— Written request —
Quote all of the entries word for word.

--- START Provided material ---

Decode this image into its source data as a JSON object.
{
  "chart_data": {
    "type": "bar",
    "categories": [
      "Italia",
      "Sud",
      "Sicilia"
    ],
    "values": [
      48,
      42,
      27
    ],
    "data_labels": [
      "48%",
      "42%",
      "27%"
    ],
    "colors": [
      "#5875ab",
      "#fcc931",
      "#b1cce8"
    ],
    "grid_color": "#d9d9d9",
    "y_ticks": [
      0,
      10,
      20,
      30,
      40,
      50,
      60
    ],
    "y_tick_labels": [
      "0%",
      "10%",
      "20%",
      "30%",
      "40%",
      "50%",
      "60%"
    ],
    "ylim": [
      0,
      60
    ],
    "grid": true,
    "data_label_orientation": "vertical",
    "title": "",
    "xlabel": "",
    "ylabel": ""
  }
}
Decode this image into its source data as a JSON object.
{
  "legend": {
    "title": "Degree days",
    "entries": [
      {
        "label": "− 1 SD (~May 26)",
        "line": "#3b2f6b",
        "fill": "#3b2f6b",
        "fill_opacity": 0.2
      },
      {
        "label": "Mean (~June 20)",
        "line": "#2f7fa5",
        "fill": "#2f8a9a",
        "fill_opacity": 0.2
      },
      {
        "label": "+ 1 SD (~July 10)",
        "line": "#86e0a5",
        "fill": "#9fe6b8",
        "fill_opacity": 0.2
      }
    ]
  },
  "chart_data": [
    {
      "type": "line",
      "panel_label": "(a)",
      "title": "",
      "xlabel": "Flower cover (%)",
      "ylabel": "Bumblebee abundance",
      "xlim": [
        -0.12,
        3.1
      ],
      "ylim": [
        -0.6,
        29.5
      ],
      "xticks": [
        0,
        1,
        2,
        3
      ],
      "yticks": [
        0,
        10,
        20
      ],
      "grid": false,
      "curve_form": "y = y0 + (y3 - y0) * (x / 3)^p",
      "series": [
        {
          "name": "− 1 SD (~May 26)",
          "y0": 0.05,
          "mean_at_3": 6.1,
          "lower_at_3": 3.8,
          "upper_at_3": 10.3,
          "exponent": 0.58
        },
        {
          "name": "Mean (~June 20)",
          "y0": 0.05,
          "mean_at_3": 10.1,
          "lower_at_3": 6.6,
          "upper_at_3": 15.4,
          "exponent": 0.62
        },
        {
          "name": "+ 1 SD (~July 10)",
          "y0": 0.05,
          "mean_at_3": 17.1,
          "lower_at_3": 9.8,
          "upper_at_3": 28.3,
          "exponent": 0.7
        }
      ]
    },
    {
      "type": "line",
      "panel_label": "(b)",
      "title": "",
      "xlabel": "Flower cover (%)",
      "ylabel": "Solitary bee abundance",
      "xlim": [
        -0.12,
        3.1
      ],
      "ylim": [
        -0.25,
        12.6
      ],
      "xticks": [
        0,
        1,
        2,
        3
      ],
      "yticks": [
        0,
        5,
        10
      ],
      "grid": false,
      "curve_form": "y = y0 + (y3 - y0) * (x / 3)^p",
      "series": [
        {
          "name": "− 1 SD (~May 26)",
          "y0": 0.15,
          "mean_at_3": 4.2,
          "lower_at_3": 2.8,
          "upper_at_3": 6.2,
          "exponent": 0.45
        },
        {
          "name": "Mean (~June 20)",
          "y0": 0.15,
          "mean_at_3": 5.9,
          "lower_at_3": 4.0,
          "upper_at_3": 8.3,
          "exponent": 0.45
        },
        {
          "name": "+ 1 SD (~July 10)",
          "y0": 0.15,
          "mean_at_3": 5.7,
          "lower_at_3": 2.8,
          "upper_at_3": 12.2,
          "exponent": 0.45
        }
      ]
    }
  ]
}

--- END Provided material ---

— Solution to this problem —
Decode this image into its source data as a JSON object.
{
  "chart_data": {
    "type": "bar",
    "categories": [
      "Italia",
      "Sud",
      "Sicilia"
    ],
    "values": [
      48,
      42,
      27
    ],
    "data_labels": [
      "48%",
      "42%",
      "27%"
    ],
    "colors": [
      "#5875ab",
      "#fcc931",
      "#b1cce8"
    ],
    "grid_color": "#d9d9d9",
    "y_ticks": [
      0,
      10,
      20,
      30,
      40,
      50,
      60
    ],
    "y_tick_labels": [
      "0%",
      "10%",
      "20%",
      "30%",
      "40%",
      "50%",
      "60%"
    ],
    "ylim": [
      0,
      60
    ],
    "grid": true,
    "data_label_orientation": "vertical",
    "title": "",
    "xlabel": "",
    "ylabel": ""
  }
}
Decode this image into its source data as a JSON object.
{
  "legend": {
    "title": "Degree days",
    "entries": [
      {
        "label": "− 1 SD (~May 26)",
        "line": "#3b2f6b",
        "fill": "#3b2f6b",
        "fill_opacity": 0.2
      },
      {
        "label": "Mean (~June 20)",
        "line": "#2f7fa5",
        "fill": "#2f8a9a",
        "fill_opacity": 0.2
      },
      {
        "label": "+ 1 SD (~July 10)",
        "line": "#86e0a5",
        "fill": "#9fe6b8",
        "fill_opacity": 0.2
      }
    ]
  },
  "chart_data": [
    {
      "type": "line",
      "panel_label": "(a)",
      "title": "",
      "xlabel": "Flower cover (%)",
      "ylabel": "Bumblebee abundance",
      "xlim": [
        -0.12,
        3.1
      ],
      "ylim": [
        -0.6,
        29.5
      ],
      "xticks": [
        0,
        1,
        2,
        3
      ],
      "yticks": [
        0,
        10,
        20
      ],
      "grid": false,
      "curve_form": "y = y0 + (y3 - y0) * (x / 3)^p",
      "series": [
        {
          "name": "− 1 SD (~May 26)",
          "y0": 0.05,
          "mean_at_3": 6.1,
          "lower_at_3": 3.8,
          "upper_at_3": 10.3,
          "exponent": 0.58
        },
        {
          "name": "Mean (~June 20)",
          "y0": 0.05,
          "mean_at_3": 10.1,
          "lower_at_3": 6.6,
          "upper_at_3": 15.4,
          "exponent": 0.62
        },
        {
          "name": "+ 1 SD (~July 10)",
          "y0": 0.05,
          "mean_at_3": 17.1,
          "lower_at_3": 9.8,
          "upper_at_3": 28.3,
          "exponent": 0.7
        }
      ]
    },
    {
      "type": "line",
      "panel_label": "(b)",
      "title": "",
      "xlabel": "Flower cover (%)",
      "ylabel": "Solitary bee abundance",
      "xlim": [
        -0.12,
        3.1
      ],
      "ylim": [
        -0.25,
        12.6
      ],
      "xticks": [
        0,
        1,
        2,
        3
      ],
      "yticks": [
        0,
        5,
        10
      ],
      "grid": false,
      "curve_form": "y = y0 + (y3 - y0) * (x / 3)^p",
      "series": [
        {
          "name": "− 1 SD (~May 26)",
          "y0": 0.15,
          "mean_at_3": 4.2,
          "lower_at_3": 2.8,
          "upper_at_3": 6.2,
          "exponent": 0.45
        },
        {
          "name": "Mean (~June 20)",
          "y0": 0.15,
          "mean_at_3": 5.9,
          "lower_at_3": 4.0,
          "upper_at_3": 8.3,
          "exponent": 0.45
        },
        {
          "name": "+ 1 SD (~July 10)",
          "y0": 0.15,
          "mean_at_3": 5.7,
          "lower_at_3": 2.8,
          "upper_at_3": 12.2,
          "exponent": 0.45
        }
      ]
    }
  ]
}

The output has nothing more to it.